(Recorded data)
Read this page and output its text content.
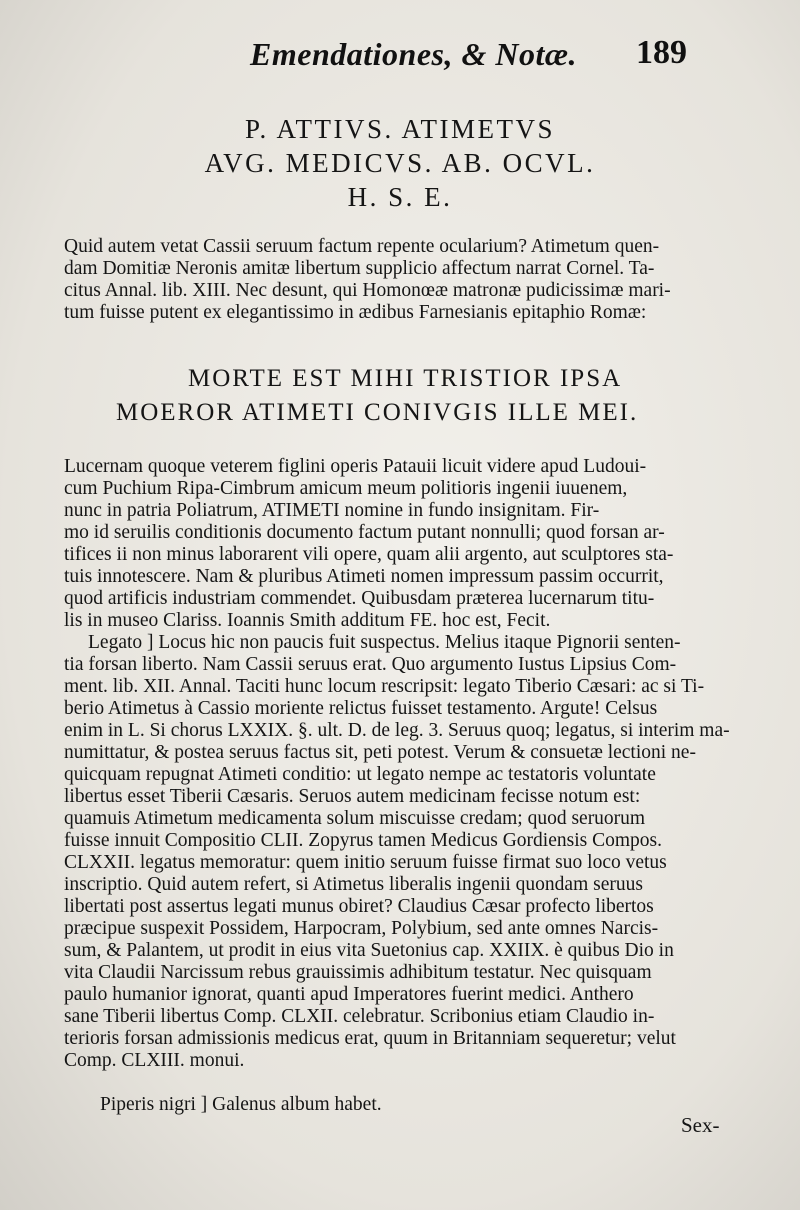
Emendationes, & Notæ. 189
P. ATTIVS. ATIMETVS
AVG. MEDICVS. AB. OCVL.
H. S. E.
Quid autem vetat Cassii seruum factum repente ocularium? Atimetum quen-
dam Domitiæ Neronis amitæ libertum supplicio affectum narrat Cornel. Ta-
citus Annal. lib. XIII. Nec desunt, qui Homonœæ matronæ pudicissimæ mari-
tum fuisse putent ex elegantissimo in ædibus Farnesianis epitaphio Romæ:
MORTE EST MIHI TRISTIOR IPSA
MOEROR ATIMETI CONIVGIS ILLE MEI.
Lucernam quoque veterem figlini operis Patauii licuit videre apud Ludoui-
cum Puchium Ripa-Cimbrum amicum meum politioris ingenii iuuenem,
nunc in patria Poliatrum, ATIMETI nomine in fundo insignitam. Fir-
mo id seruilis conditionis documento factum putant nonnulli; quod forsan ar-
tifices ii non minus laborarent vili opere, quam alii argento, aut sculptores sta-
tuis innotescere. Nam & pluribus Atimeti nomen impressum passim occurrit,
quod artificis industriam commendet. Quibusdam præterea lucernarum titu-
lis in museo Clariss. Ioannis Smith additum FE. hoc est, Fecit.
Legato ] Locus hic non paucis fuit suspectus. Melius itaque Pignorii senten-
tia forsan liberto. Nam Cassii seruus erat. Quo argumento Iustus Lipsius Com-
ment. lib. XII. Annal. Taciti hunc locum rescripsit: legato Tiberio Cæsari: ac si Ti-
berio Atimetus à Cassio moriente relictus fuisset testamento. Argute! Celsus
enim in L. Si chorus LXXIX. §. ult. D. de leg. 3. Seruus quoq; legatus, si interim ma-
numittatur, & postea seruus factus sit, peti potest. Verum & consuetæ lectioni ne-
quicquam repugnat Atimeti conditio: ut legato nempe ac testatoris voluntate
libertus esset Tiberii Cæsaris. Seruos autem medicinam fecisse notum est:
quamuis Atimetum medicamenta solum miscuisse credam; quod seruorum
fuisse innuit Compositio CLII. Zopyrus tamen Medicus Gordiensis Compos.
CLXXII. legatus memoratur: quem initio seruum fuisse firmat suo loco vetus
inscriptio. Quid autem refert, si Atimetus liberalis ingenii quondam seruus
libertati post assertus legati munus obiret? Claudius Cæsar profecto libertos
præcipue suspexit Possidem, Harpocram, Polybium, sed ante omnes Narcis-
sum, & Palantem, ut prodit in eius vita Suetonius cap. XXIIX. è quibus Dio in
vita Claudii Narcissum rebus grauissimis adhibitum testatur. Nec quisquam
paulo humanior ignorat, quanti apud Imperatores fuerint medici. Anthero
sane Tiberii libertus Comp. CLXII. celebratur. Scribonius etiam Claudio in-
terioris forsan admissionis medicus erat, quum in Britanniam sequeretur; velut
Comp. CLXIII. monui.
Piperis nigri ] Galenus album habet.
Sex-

# To be done:
The data above needs to be retyped exactly, with the images left out.

# Output for this task:
Read this page and output its text content.
Emendationes, & Notæ. 189
P. ATTIVS. ATIMETVS
AVG. MEDICVS. AB. OCVL.
H. S. E.
Quid autem vetat Cassii seruum factum repente ocularium? Atimetum quen-
dam Domitiæ Neronis amitæ libertum supplicio affectum narrat Cornel. Ta-
citus Annal. lib. XIII. Nec desunt, qui Homonœæ matronæ pudicissimæ mari-
tum fuisse putent ex elegantissimo in ædibus Farnesianis epitaphio Romæ:
MORTE EST MIHI TRISTIOR IPSA
MOEROR ATIMETI CONIVGIS ILLE MEI.
Lucernam quoque veterem figlini operis Patauii licuit videre apud Ludoui-
cum Puchium Ripa-Cimbrum amicum meum politioris ingenii iuuenem,
nunc in patria Poliatrum, ATIMETI nomine in fundo insignitam. Fir-
mo id seruilis conditionis documento factum putant nonnulli; quod forsan ar-
tifices ii non minus laborarent vili opere, quam alii argento, aut sculptores sta-
tuis innotescere. Nam & pluribus Atimeti nomen impressum passim occurrit,
quod artificis industriam commendet. Quibusdam præterea lucernarum titu-
lis in museo Clariss. Ioannis Smith additum FE. hoc est, Fecit.
Legato ] Locus hic non paucis fuit suspectus. Melius itaque Pignorii senten-
tia forsan liberto. Nam Cassii seruus erat. Quo argumento Iustus Lipsius Com-
ment. lib. XII. Annal. Taciti hunc locum rescripsit: legato Tiberio Cæsari: ac si Ti-
berio Atimetus à Cassio moriente relictus fuisset testamento. Argute! Celsus
enim in L. Si chorus LXXIX. §. ult. D. de leg. 3. Seruus quoq; legatus, si interim ma-
numittatur, & postea seruus factus sit, peti potest. Verum & consuetæ lectioni ne-
quicquam repugnat Atimeti conditio: ut legato nempe ac testatoris voluntate
libertus esset Tiberii Cæsaris. Seruos autem medicinam fecisse notum est:
quamuis Atimetum medicamenta solum miscuisse credam; quod seruorum
fuisse innuit Compositio CLII. Zopyrus tamen Medicus Gordiensis Compos.
CLXXII. legatus memoratur: quem initio seruum fuisse firmat suo loco vetus
inscriptio. Quid autem refert, si Atimetus liberalis ingenii quondam seruus
libertati post assertus legati munus obiret? Claudius Cæsar profecto libertos
præcipue suspexit Possidem, Harpocram, Polybium, sed ante omnes Narcis-
sum, & Palantem, ut prodit in eius vita Suetonius cap. XXIIX. è quibus Dio in
vita Claudii Narcissum rebus grauissimis adhibitum testatur. Nec quisquam
paulo humanior ignorat, quanti apud Imperatores fuerint medici. Anthero
sane Tiberii libertus Comp. CLXII. celebratur. Scribonius etiam Claudio in-
terioris forsan admissionis medicus erat, quum in Britanniam sequeretur; velut
Comp. CLXIII. monui.
Piperis nigri ] Galenus album habet.
Sex-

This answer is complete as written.